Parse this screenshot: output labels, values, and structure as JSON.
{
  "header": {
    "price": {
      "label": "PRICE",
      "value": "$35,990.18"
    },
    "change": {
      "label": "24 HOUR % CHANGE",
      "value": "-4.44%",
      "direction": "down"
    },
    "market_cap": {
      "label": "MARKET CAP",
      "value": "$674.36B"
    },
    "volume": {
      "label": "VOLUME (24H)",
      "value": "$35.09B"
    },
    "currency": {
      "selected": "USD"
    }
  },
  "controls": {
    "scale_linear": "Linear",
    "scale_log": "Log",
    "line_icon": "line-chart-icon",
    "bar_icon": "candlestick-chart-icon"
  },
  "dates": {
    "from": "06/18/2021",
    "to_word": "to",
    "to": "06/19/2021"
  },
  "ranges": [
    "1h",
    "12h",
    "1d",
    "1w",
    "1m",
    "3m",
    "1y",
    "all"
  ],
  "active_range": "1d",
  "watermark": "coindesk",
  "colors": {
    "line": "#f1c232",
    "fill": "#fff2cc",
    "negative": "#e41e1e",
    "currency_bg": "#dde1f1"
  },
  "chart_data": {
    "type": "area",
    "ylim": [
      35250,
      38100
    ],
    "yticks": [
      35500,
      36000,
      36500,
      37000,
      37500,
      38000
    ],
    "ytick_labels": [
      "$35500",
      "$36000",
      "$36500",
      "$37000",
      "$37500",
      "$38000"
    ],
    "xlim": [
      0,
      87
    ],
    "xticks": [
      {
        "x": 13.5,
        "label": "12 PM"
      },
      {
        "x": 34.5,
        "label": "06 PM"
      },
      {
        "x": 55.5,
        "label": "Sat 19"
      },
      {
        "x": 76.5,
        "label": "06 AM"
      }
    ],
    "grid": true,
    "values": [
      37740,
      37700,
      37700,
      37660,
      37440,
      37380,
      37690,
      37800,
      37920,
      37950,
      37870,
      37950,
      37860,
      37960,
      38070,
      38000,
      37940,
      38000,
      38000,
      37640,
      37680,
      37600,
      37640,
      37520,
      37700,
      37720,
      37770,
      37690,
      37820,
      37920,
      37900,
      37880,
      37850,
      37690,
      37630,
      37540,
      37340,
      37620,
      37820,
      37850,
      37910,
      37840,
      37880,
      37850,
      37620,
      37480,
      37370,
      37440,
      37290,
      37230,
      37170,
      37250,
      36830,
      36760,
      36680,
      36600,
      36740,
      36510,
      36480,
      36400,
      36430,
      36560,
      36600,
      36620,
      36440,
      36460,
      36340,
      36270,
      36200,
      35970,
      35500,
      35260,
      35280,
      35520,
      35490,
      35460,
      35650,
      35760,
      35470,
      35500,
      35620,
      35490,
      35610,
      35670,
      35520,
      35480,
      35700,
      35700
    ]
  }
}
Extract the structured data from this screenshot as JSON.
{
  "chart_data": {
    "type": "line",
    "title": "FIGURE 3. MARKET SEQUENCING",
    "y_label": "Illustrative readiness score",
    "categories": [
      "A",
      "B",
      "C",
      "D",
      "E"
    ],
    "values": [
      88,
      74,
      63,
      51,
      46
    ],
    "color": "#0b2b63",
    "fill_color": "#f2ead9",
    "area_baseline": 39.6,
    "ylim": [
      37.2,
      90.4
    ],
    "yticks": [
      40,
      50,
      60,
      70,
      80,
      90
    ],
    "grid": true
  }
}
•••
(Exercise brief) Review the preceding data and report every line that includes the string "from".

(The output)
    "from": "06/18/2021",
Extract the structured data from this screenshot as JSON.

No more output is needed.